Dataset items
--- START ---

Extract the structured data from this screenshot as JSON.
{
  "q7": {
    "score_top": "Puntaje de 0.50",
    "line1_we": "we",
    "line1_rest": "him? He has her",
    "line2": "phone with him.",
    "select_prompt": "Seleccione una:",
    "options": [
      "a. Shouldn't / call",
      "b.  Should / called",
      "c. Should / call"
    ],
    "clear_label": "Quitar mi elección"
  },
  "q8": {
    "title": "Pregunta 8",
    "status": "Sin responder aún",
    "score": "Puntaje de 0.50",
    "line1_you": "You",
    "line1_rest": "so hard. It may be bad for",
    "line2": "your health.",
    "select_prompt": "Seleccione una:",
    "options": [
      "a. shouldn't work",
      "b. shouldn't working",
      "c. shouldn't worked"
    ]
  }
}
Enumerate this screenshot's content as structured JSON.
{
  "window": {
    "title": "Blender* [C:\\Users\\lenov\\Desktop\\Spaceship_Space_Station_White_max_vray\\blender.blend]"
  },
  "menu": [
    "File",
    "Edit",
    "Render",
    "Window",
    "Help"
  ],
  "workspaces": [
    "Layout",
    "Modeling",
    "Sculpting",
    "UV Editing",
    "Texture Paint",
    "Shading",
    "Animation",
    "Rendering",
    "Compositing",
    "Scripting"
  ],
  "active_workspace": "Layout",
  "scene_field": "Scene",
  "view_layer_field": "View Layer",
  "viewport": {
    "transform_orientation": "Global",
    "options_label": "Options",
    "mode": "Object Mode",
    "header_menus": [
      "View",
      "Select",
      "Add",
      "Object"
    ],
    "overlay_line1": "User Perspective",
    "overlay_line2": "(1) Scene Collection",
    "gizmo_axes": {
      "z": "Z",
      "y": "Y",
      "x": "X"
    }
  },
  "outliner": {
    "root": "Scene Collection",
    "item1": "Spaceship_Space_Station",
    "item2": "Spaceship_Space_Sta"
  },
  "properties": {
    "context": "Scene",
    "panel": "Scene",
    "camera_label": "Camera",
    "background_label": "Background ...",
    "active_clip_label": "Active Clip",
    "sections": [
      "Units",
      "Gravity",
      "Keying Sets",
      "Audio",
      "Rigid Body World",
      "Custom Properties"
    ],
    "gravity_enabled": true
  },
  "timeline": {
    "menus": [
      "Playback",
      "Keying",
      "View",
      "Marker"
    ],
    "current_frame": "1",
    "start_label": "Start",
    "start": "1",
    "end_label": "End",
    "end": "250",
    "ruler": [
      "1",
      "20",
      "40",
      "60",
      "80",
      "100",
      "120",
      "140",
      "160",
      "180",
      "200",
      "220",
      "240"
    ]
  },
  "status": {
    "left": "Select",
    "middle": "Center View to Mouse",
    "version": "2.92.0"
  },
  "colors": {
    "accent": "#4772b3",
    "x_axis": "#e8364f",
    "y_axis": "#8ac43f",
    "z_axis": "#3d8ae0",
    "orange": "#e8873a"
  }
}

--- END ---

> TASK REQUIREMENTS
Exact copies of all the records are required.

> EXERCISE RESPONSE
Extract the structured data from this screenshot as JSON.
{
  "q7": {
    "score_top": "Puntaje de 0.50",
    "line1_we": "we",
    "line1_rest": "him? He has her",
    "line2": "phone with him.",
    "select_prompt": "Seleccione una:",
    "options": [
      "a. Shouldn't / call",
      "b.  Should / called",
      "c. Should / call"
    ],
    "clear_label": "Quitar mi elección"
  },
  "q8": {
    "title": "Pregunta 8",
    "status": "Sin responder aún",
    "score": "Puntaje de 0.50",
    "line1_you": "You",
    "line1_rest": "so hard. It may be bad for",
    "line2": "your health.",
    "select_prompt": "Seleccione una:",
    "options": [
      "a. shouldn't work",
      "b. shouldn't working",
      "c. shouldn't worked"
    ]
  }
}
Enumerate this screenshot's content as structured JSON.
{
  "window": {
    "title": "Blender* [C:\\Users\\lenov\\Desktop\\Spaceship_Space_Station_White_max_vray\\blender.blend]"
  },
  "menu": [
    "File",
    "Edit",
    "Render",
    "Window",
    "Help"
  ],
  "workspaces": [
    "Layout",
    "Modeling",
    "Sculpting",
    "UV Editing",
    "Texture Paint",
    "Shading",
    "Animation",
    "Rendering",
    "Compositing",
    "Scripting"
  ],
  "active_workspace": "Layout",
  "scene_field": "Scene",
  "view_layer_field": "View Layer",
  "viewport": {
    "transform_orientation": "Global",
    "options_label": "Options",
    "mode": "Object Mode",
    "header_menus": [
      "View",
      "Select",
      "Add",
      "Object"
    ],
    "overlay_line1": "User Perspective",
    "overlay_line2": "(1) Scene Collection",
    "gizmo_axes": {
      "z": "Z",
      "y": "Y",
      "x": "X"
    }
  },
  "outliner": {
    "root": "Scene Collection",
    "item1": "Spaceship_Space_Station",
    "item2": "Spaceship_Space_Sta"
  },
  "properties": {
    "context": "Scene",
    "panel": "Scene",
    "camera_label": "Camera",
    "background_label": "Background ...",
    "active_clip_label": "Active Clip",
    "sections": [
      "Units",
      "Gravity",
      "Keying Sets",
      "Audio",
      "Rigid Body World",
      "Custom Properties"
    ],
    "gravity_enabled": true
  },
  "timeline": {
    "menus": [
      "Playback",
      "Keying",
      "View",
      "Marker"
    ],
    "current_frame": "1",
    "start_label": "Start",
    "start": "1",
    "end_label": "End",
    "end": "250",
    "ruler": [
      "1",
      "20",
      "40",
      "60",
      "80",
      "100",
      "120",
      "140",
      "160",
      "180",
      "200",
      "220",
      "240"
    ]
  },
  "status": {
    "left": "Select",
    "middle": "Center View to Mouse",
    "version": "2.92.0"
  },
  "colors": {
    "accent": "#4772b3",
    "x_axis": "#e8364f",
    "y_axis": "#8ac43f",
    "z_axis": "#3d8ae0",
    "orange": "#e8873a"
  }
}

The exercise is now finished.